EXERCISE DETAILS -
Are you able to retype all the records below exactly?

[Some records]
============================================================
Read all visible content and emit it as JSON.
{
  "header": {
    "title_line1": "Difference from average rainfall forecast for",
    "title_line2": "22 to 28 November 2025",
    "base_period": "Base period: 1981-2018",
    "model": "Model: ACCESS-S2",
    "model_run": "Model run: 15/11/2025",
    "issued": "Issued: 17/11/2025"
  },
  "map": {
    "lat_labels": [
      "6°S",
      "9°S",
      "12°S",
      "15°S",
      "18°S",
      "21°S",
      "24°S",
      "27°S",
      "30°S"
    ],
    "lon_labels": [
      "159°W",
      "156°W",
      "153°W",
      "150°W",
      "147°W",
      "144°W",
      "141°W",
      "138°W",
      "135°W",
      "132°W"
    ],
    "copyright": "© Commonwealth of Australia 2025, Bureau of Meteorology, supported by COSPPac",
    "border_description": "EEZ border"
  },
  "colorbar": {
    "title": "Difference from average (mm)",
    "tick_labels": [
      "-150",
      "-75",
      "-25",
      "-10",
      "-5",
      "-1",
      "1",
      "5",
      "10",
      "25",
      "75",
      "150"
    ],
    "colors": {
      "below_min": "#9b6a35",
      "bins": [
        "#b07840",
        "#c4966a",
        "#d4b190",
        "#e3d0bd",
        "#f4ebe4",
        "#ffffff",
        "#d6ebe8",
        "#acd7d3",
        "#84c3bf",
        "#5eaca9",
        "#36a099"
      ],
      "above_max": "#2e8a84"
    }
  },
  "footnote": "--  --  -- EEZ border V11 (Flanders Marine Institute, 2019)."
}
============================================================
TASK RESULT -
Read all visible content and emit it as JSON.
{
  "header": {
    "title_line1": "Difference from average rainfall forecast for",
    "title_line2": "22 to 28 November 2025",
    "base_period": "Base period: 1981-2018",
    "model": "Model: ACCESS-S2",
    "model_run": "Model run: 15/11/2025",
    "issued": "Issued: 17/11/2025"
  },
  "map": {
    "lat_labels": [
      "6°S",
      "9°S",
      "12°S",
      "15°S",
      "18°S",
      "21°S",
      "24°S",
      "27°S",
      "30°S"
    ],
    "lon_labels": [
      "159°W",
      "156°W",
      "153°W",
      "150°W",
      "147°W",
      "144°W",
      "141°W",
      "138°W",
      "135°W",
      "132°W"
    ],
    "copyright": "© Commonwealth of Australia 2025, Bureau of Meteorology, supported by COSPPac",
    "border_description": "EEZ border"
  },
  "colorbar": {
    "title": "Difference from average (mm)",
    "tick_labels": [
      "-150",
      "-75",
      "-25",
      "-10",
      "-5",
      "-1",
      "1",
      "5",
      "10",
      "25",
      "75",
      "150"
    ],
    "colors": {
      "below_min": "#9b6a35",
      "bins": [
        "#b07840",
        "#c4966a",
        "#d4b190",
        "#e3d0bd",
        "#f4ebe4",
        "#ffffff",
        "#d6ebe8",
        "#acd7d3",
        "#84c3bf",
        "#5eaca9",
        "#36a099"
      ],
      "above_max": "#2e8a84"
    }
  },
  "footnote": "--  --  -- EEZ border V11 (Flanders Marine Institute, 2019)."
}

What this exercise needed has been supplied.